:: Short problem ::
Report every line below that holds the word "content".
· · · · ·
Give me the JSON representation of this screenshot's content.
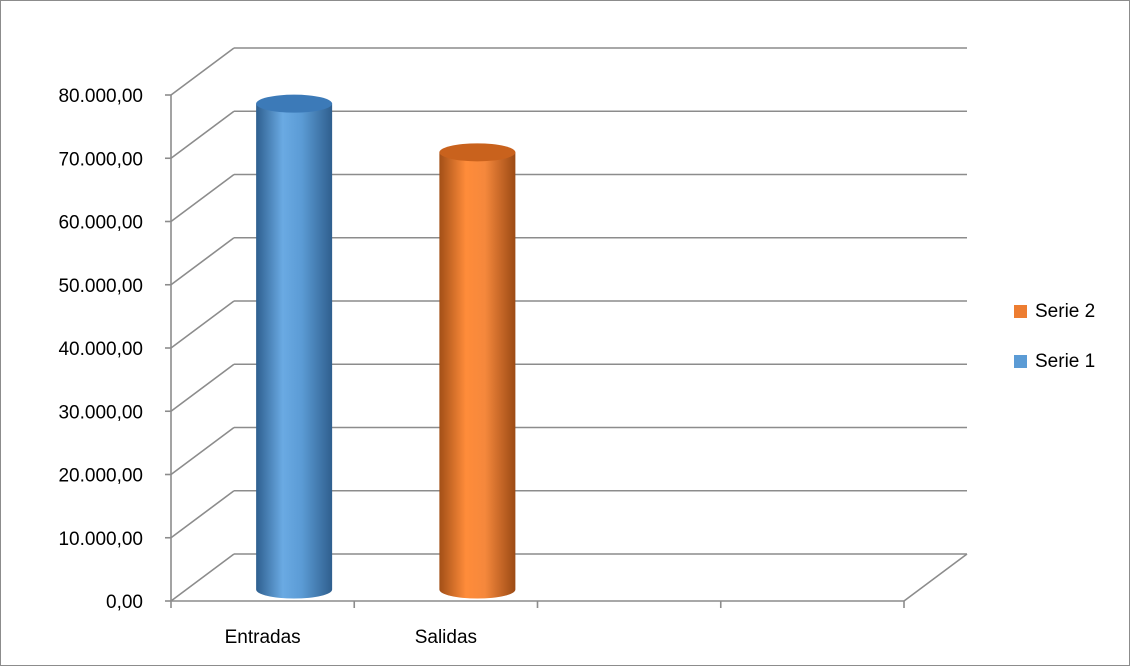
{
  "chart_data": {
    "type": "bar",
    "style": "3d-cylinder",
    "categories": [
      "Entradas",
      "Salidas"
    ],
    "series": [
      {
        "name": "Serie 1",
        "color": "#5b9bd5",
        "values": [
          76500,
          null
        ]
      },
      {
        "name": "Serie 2",
        "color": "#ed7d31",
        "values": [
          null,
          68800
        ]
      }
    ],
    "ylim": [
      0,
      80000
    ],
    "y_ticks": [
      "0,00",
      "10.000,00",
      "20.000,00",
      "30.000,00",
      "40.000,00",
      "50.000,00",
      "60.000,00",
      "70.000,00",
      "80.000,00"
    ],
    "grid": true,
    "legend": {
      "position": "right",
      "entries": [
        "Serie 2",
        "Serie 1"
      ]
    },
    "title": "",
    "xlabel": "",
    "ylabel": ""
  }
}
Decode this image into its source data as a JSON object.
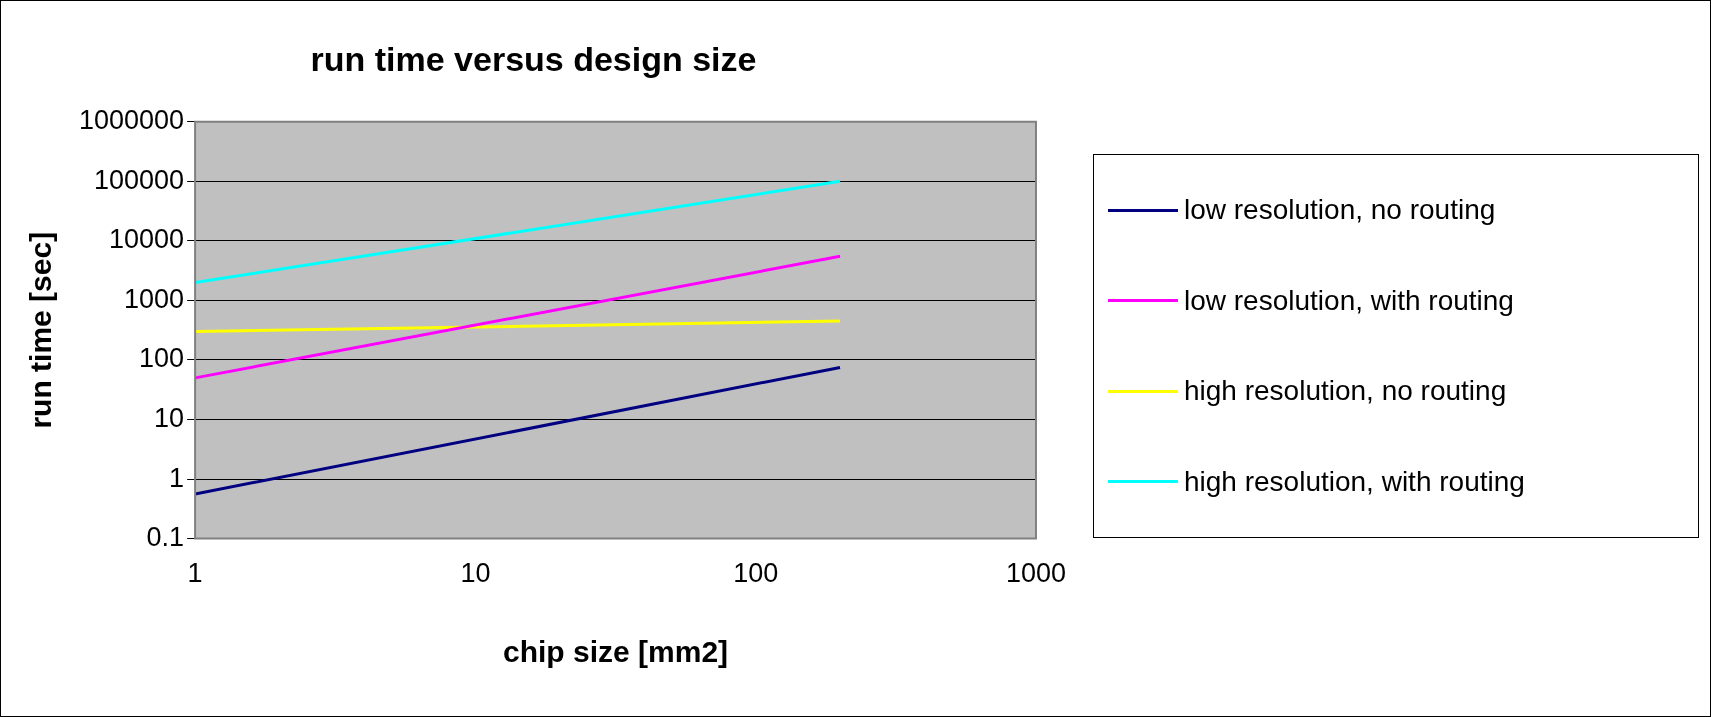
{
  "chart_data": {
    "type": "line",
    "title": "run time versus design size",
    "xlabel": "chip size [mm2]",
    "ylabel": "run time [sec]",
    "log": "xy",
    "grid": "y",
    "legend": "right",
    "marker": "none",
    "line_style": "solid",
    "xlim": [
      1,
      1000
    ],
    "xticks": [
      1,
      10,
      100,
      1000
    ],
    "ylim": [
      0.1,
      1000000
    ],
    "yticks": [
      0.1,
      1,
      10,
      100,
      1000,
      10000,
      100000,
      1000000
    ],
    "x": [
      1,
      200
    ],
    "series": [
      {
        "name": "low resolution, no routing",
        "color": "#000080",
        "values": [
          0.56,
          75
        ]
      },
      {
        "name": "low resolution, with routing",
        "color": "#ff00ff",
        "values": [
          50,
          5500
        ]
      },
      {
        "name": "high resolution, no routing",
        "color": "#ffff00",
        "values": [
          300,
          450
        ]
      },
      {
        "name": "high resolution, with routing",
        "color": "#00ffff",
        "values": [
          2000,
          100000
        ]
      }
    ]
  }
}
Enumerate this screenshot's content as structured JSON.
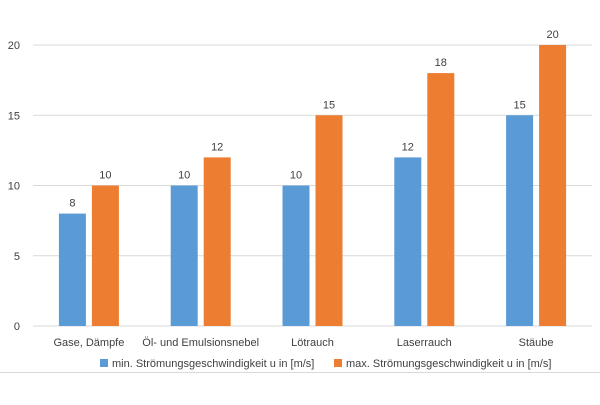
· · · · ·
:: Result of the exercise ::
Give me the JSON representation of this screenshot's content.
Enumerate this screenshot's content as structured JSON.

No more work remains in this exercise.